[Stated exercise]: Of the lines in this listing, how many contain the word "Dashboard"? Give the number and nothing else.

(Data records)
## begin
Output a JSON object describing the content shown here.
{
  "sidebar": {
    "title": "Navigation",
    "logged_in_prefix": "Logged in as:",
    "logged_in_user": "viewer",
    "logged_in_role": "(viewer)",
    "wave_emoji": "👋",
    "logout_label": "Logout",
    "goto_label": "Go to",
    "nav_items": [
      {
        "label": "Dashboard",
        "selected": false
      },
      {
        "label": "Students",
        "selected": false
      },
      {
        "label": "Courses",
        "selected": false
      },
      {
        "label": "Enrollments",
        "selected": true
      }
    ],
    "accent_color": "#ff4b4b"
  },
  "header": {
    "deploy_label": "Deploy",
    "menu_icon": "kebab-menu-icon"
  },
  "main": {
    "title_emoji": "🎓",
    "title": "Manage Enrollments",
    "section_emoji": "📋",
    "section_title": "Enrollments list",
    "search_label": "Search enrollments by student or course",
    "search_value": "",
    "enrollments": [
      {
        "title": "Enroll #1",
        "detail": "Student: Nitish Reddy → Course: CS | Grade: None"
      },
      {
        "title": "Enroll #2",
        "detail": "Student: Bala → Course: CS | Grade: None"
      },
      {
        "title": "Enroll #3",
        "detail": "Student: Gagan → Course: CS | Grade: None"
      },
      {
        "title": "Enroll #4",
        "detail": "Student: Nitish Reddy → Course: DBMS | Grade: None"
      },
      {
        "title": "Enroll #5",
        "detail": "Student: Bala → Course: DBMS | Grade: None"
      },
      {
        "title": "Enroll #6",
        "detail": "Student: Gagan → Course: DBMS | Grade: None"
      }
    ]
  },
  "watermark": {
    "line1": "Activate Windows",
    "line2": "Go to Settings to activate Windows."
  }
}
## end
## begin
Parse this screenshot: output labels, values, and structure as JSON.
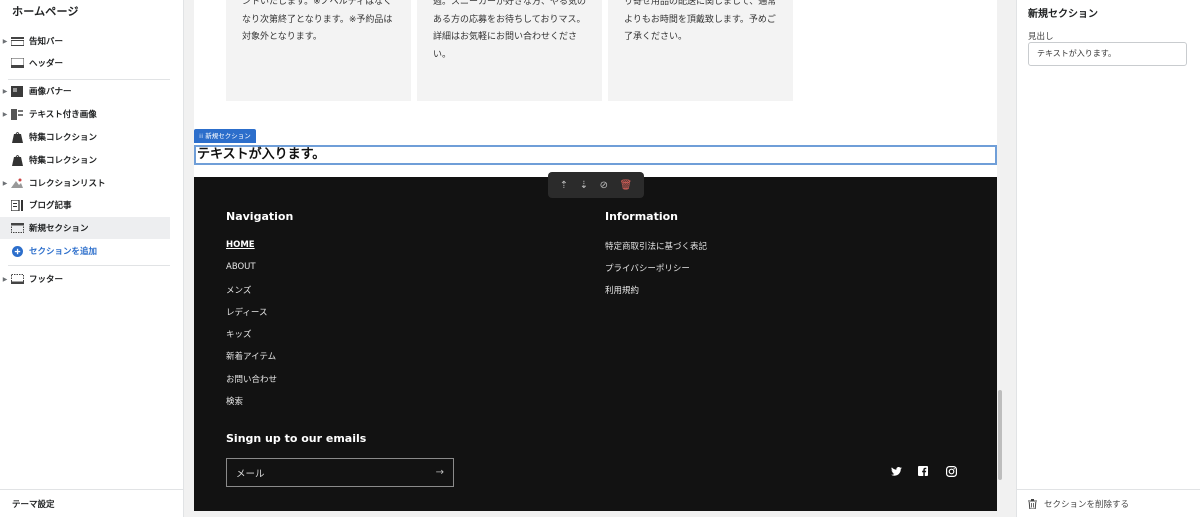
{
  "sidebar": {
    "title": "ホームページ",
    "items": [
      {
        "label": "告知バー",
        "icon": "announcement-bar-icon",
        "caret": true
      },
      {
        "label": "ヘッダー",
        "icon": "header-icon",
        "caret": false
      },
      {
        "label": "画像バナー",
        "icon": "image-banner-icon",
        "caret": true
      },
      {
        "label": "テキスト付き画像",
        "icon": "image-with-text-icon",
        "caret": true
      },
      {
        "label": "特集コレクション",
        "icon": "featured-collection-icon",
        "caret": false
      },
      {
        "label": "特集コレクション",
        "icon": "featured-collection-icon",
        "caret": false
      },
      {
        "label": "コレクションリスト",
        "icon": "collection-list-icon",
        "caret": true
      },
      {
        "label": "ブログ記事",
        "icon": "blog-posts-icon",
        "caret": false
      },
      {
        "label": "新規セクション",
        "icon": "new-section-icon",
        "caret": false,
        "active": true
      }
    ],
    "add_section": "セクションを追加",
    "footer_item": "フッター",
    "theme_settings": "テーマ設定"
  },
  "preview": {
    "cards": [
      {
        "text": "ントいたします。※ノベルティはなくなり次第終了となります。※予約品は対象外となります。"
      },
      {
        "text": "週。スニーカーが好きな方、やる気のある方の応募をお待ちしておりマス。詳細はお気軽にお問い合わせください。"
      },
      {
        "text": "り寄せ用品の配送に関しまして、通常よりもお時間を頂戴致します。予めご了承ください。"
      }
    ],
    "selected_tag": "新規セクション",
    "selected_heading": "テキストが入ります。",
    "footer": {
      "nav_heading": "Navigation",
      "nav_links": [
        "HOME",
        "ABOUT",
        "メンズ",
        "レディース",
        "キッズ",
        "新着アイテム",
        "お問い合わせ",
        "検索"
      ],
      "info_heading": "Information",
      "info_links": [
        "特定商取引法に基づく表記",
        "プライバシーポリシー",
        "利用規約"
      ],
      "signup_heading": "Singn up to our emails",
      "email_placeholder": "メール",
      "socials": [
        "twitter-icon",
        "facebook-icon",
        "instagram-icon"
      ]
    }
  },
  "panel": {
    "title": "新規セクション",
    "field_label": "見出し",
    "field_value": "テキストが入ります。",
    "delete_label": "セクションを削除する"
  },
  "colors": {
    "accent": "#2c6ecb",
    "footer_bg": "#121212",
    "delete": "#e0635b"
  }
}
## end
## begin
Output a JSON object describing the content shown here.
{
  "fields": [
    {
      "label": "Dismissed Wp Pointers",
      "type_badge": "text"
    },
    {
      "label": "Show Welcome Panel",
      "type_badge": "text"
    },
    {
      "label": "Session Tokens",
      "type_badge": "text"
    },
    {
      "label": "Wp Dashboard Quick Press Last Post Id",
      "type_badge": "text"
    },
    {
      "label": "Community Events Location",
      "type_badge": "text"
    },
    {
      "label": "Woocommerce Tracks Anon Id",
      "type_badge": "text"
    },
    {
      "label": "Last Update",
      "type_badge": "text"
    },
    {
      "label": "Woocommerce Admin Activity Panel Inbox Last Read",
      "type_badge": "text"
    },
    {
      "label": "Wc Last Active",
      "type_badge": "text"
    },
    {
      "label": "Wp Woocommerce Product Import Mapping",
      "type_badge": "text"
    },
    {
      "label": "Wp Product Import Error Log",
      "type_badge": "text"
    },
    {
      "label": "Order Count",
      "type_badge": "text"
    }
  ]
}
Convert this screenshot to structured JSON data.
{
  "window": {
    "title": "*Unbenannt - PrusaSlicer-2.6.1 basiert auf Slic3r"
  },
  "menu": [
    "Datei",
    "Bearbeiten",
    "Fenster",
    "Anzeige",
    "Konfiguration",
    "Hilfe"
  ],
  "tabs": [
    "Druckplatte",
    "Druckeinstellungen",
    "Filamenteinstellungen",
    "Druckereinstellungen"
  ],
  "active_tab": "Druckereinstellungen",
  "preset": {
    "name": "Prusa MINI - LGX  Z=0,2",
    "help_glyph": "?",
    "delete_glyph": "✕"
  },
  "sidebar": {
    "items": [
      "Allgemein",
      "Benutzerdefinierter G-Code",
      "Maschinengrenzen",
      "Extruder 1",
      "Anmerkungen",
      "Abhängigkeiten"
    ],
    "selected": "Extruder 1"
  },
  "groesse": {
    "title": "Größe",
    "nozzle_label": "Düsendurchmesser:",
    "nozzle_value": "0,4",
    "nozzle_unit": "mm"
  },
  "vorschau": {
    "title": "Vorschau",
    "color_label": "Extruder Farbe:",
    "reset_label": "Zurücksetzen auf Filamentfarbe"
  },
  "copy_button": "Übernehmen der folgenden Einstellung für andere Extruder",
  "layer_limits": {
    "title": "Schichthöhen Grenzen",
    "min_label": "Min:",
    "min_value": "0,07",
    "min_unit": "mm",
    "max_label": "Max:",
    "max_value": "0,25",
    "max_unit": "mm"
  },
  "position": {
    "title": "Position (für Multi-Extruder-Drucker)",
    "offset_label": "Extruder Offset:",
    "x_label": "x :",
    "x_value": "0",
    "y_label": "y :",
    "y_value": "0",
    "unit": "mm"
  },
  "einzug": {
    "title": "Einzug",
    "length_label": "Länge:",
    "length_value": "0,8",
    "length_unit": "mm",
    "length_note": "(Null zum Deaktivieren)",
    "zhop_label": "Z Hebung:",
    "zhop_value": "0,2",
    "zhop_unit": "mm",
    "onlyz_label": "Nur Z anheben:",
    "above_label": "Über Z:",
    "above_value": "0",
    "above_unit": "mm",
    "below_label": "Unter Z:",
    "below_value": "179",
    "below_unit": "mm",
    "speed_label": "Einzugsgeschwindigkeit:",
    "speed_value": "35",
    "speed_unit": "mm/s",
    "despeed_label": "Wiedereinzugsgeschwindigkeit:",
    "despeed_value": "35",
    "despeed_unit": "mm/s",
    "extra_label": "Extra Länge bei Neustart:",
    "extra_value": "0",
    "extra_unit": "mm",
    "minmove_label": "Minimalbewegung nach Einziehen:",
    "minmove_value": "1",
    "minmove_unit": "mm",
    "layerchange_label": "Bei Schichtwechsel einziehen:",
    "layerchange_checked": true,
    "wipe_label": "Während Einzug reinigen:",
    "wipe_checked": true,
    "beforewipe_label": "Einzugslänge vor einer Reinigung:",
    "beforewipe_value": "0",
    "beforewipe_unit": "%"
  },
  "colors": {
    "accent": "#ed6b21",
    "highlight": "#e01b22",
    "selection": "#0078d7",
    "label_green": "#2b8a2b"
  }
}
## end
[Answer to this task]: 2